Records from a data collection

>> Start

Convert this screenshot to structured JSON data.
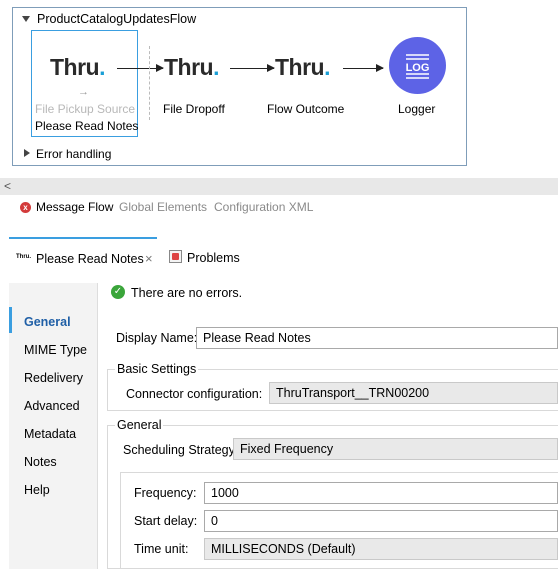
{
  "canvas": {
    "flow_name": "ProductCatalogUpdatesFlow",
    "nodes": [
      {
        "logo": "Thru",
        "label": "File Pickup Source"
      },
      {
        "logo": "Thru",
        "label": "File Dropoff"
      },
      {
        "logo": "Thru",
        "label": "Flow Outcome"
      },
      {
        "logo": "LOG",
        "label": "Logger"
      }
    ],
    "selected_label": "Please Read Notes",
    "error_handling": "Error handling",
    "accent_color": "#3a9ee0",
    "logger_color": "#5d63e6",
    "logo_dot": "."
  },
  "scrollbar": {
    "left_arrow": "<"
  },
  "editor_tabs": {
    "message_flow": "Message Flow",
    "global_elements": "Global Elements",
    "configuration_xml": "Configuration XML",
    "error_badge": "x"
  },
  "properties": {
    "tab_mini_logo": "Thru.",
    "tab_label": "Please Read Notes",
    "tab_close": "×",
    "problems": "Problems",
    "nav": [
      "General",
      "MIME Type",
      "Redelivery",
      "Advanced",
      "Metadata",
      "Notes",
      "Help"
    ],
    "status_icon": "✓",
    "status": "There are no errors.",
    "display_name_label": "Display Name:",
    "display_name_value": "Please Read Notes",
    "basic_settings": "Basic Settings",
    "connector_label": "Connector configuration:",
    "connector_value": "ThruTransport__TRN00200",
    "general_group": "General",
    "scheduling_label": "Scheduling Strategy",
    "scheduling_value": "Fixed Frequency",
    "frequency_label": "Frequency:",
    "frequency_value": "1000",
    "start_delay_label": "Start delay:",
    "start_delay_value": "0",
    "time_unit_label": "Time unit:",
    "time_unit_value": "MILLISECONDS (Default)"
  }
}
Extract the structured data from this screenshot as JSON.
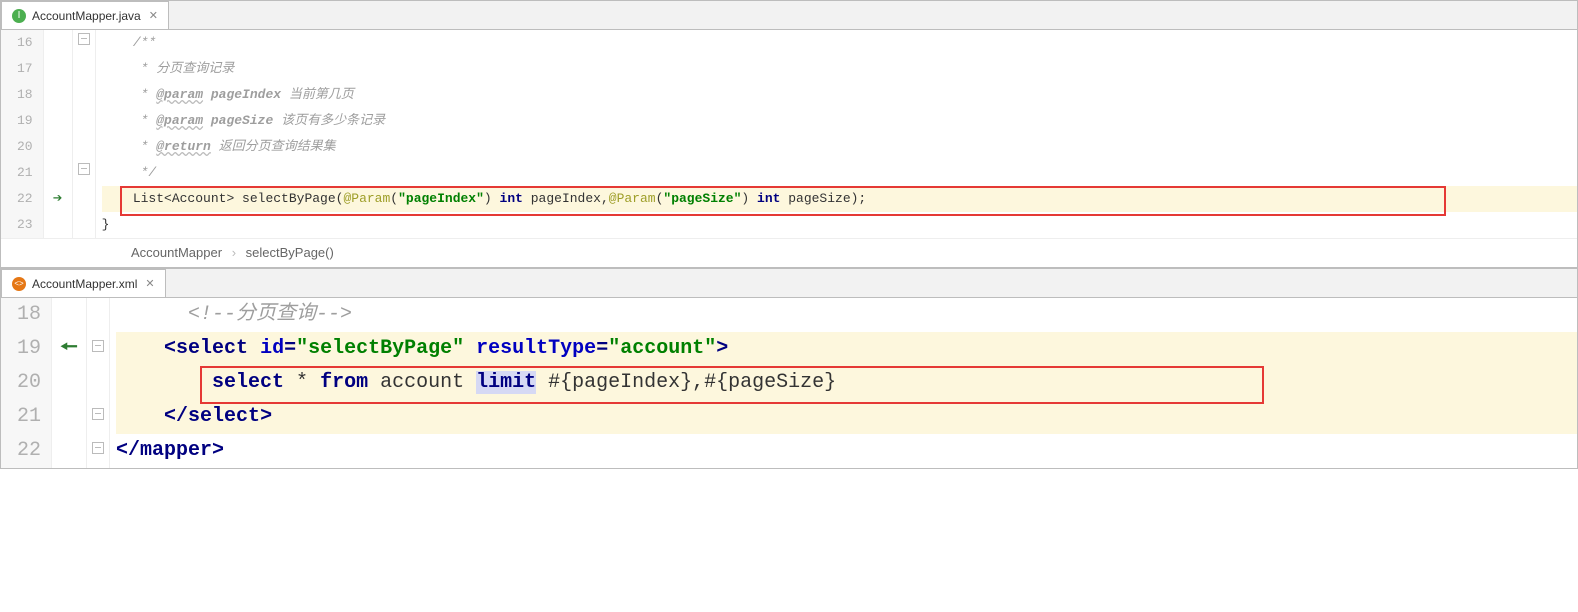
{
  "java": {
    "tab_label": "AccountMapper.java",
    "gutter": [
      "16",
      "17",
      "18",
      "19",
      "20",
      "21",
      "22",
      "23"
    ],
    "code": {
      "l16": "/**",
      "l17_a": " * ",
      "l17_b": "分页查询记录",
      "l18_a": " * ",
      "l18_tag": "@param",
      "l18_name": " pageIndex",
      "l18_b": " 当前第几页",
      "l19_a": " * ",
      "l19_tag": "@param",
      "l19_name": " pageSize",
      "l19_b": " 该页有多少条记录",
      "l20_a": " * ",
      "l20_tag": "@return",
      "l20_b": " 返回分页查询结果集",
      "l21": " */",
      "l22_a": "List<Account> selectByPage(",
      "l22_ann1": "@Param",
      "l22_p1o": "(",
      "l22_s1": "\"pageIndex\"",
      "l22_p1c": ") ",
      "l22_kw1": "int",
      "l22_id1": " pageIndex,",
      "l22_ann2": "@Param",
      "l22_p2o": "(",
      "l22_s2": "\"pageSize\"",
      "l22_p2c": ") ",
      "l22_kw2": "int",
      "l22_id2": " pageSize);",
      "l23": "}"
    },
    "breadcrumb": {
      "a": "AccountMapper",
      "b": "selectByPage()"
    }
  },
  "xml": {
    "tab_label": "AccountMapper.xml",
    "gutter": [
      "18",
      "19",
      "20",
      "21",
      "22"
    ],
    "code": {
      "l18_a": "<!--",
      "l18_b": "分页查询",
      "l18_c": "-->",
      "l19_open": "<",
      "l19_tag": "select",
      "l19_sp": " ",
      "l19_a1": "id",
      "l19_eq1": "=",
      "l19_v1": "\"selectByPage\"",
      "l19_sp2": " ",
      "l19_a2": "resultType",
      "l19_eq2": "=",
      "l19_v2": "\"account\"",
      "l19_close": ">",
      "l20_kw1": "select",
      "l20_mid": " * ",
      "l20_kw2": "from",
      "l20_tbl": " account ",
      "l20_kw3": "limit",
      "l20_args": " #{pageIndex},#{pageSize}",
      "l21": "</",
      "l21_tag": "select",
      "l21_c": ">",
      "l22": "</",
      "l22_tag": "mapper",
      "l22_c": ">"
    }
  }
}
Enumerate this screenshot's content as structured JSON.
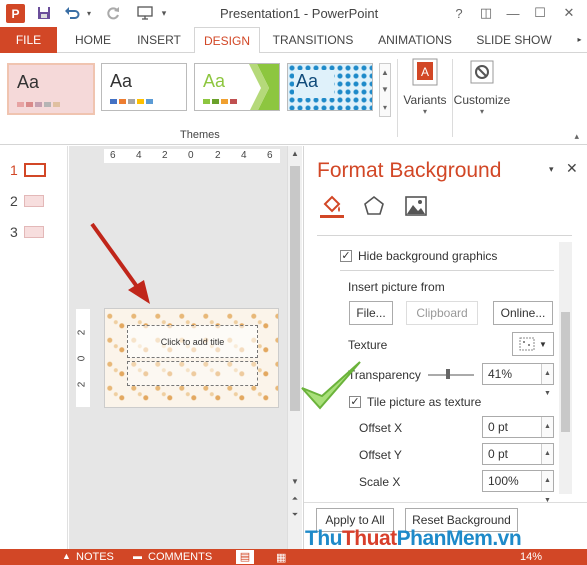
{
  "window": {
    "title": "Presentation1 - PowerPoint",
    "app_logo": "P",
    "controls": [
      "?",
      "◫",
      "—",
      "☐",
      "✕"
    ]
  },
  "qat": {
    "save_icon": "save-icon",
    "undo_icon": "undo-icon",
    "redo_icon": "redo-icon",
    "present_icon": "start-from-beginning-icon"
  },
  "tabs": [
    "FILE",
    "HOME",
    "INSERT",
    "DESIGN",
    "TRANSITIONS",
    "ANIMATIONS",
    "SLIDE SHOW"
  ],
  "active_tab": "DESIGN",
  "ribbon": {
    "themes_label": "Themes",
    "themes": [
      {
        "label": "Aa",
        "bg": "#f5d9d9",
        "accent": "#e7a3a3"
      },
      {
        "label": "Aa",
        "bg": "#ffffff",
        "accent": "#333333"
      },
      {
        "label": "Aa",
        "bg": "#ffffff",
        "accent": "#8dc63f"
      },
      {
        "label": "Aa",
        "bg": "#dff1fa",
        "accent": "#1e8ac9"
      }
    ],
    "variants_label": "Variants",
    "customize_label": "Customize"
  },
  "slides": {
    "numbers": [
      "1",
      "2",
      "3"
    ],
    "selected": "1"
  },
  "ruler": {
    "h_ticks": [
      "6",
      "4",
      "2",
      "0",
      "2",
      "4",
      "6"
    ],
    "v_ticks": [
      "2",
      "0",
      "2"
    ]
  },
  "slide": {
    "title_placeholder": "Click to add title"
  },
  "format_background": {
    "title": "Format Background",
    "pane_tabs": [
      "fill-icon",
      "effects-icon",
      "picture-icon"
    ],
    "hide_background_graphics": "Hide background graphics",
    "insert_picture_from": "Insert picture from",
    "file_button": "File...",
    "clipboard_button": "Clipboard",
    "online_button": "Online...",
    "texture_label": "Texture",
    "transparency_label": "Transparency",
    "transparency_value": "41%",
    "tile_label": "Tile picture as texture",
    "offset_x_label": "Offset X",
    "offset_x_value": "0 pt",
    "offset_y_label": "Offset Y",
    "offset_y_value": "0 pt",
    "scale_x_label": "Scale X",
    "scale_x_value": "100%",
    "apply_all_button": "Apply to All",
    "reset_button": "Reset Background"
  },
  "status": {
    "notes": "NOTES",
    "comments": "COMMENTS",
    "zoom": "14%"
  },
  "watermark": {
    "part1": "Thu",
    "part2": "Thuat",
    "part3": "PhanMem",
    "part4": ".vn"
  }
}
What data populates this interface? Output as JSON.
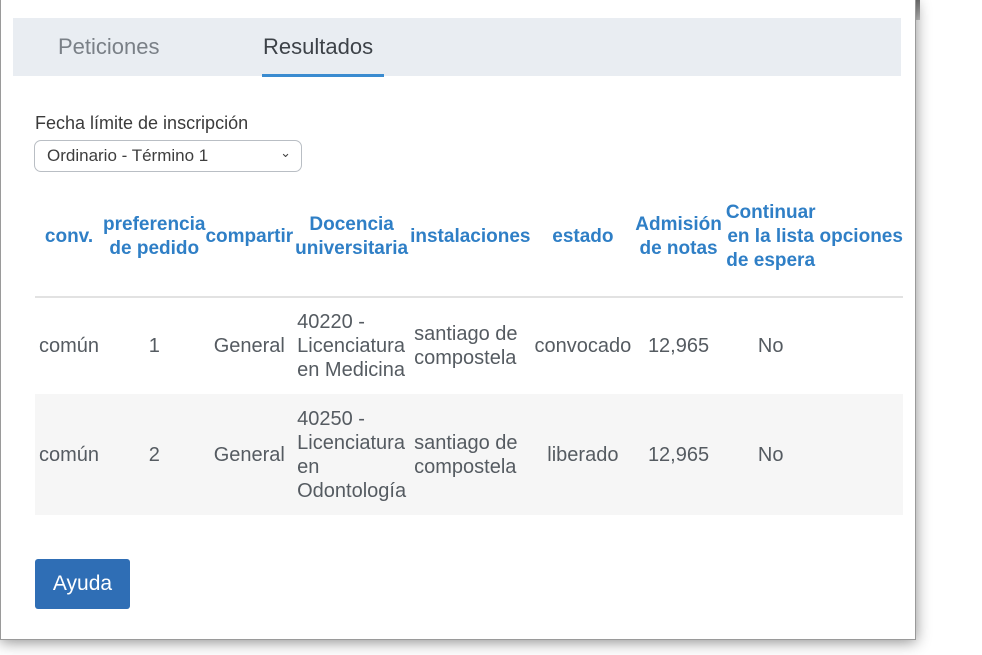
{
  "tabs": [
    {
      "label": "Peticiones",
      "active": false
    },
    {
      "label": "Resultados",
      "active": true
    }
  ],
  "filter": {
    "label": "Fecha límite de inscripción",
    "selected": "Ordinario - Término 1"
  },
  "table": {
    "headers": {
      "conv": "conv.",
      "preferencia": "preferencia de pedido",
      "compartir": "compartir",
      "docencia": "Docencia universitaria",
      "instalaciones": "instalaciones",
      "estado": "estado",
      "admision": "Admisión de notas",
      "continuar": "Continuar en la lista de espera",
      "opciones": "opciones"
    },
    "rows": [
      {
        "conv": "común",
        "preferencia": "1",
        "compartir": "General",
        "docencia": "40220 - Licenciatura en Medicina",
        "instalaciones": "santiago de compostela",
        "estado": "convocado",
        "admision": "12,965",
        "continuar": "No",
        "opciones": ""
      },
      {
        "conv": "común",
        "preferencia": "2",
        "compartir": "General",
        "docencia": "40250 - Licenciatura en Odontología",
        "instalaciones": "santiago de compostela",
        "estado": "liberado",
        "admision": "12,965",
        "continuar": "No",
        "opciones": ""
      }
    ]
  },
  "help_button": {
    "label": "Ayuda"
  },
  "colors": {
    "accent": "#2f7fc6",
    "button": "#2f6eb5",
    "tab_bar": "#e9edf2",
    "underline": "#3a8bd0"
  }
}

>> End

Exercise requirements
Work out how many lines of the data above contain the string "Licenciatura" and give the number alone.

Final result
2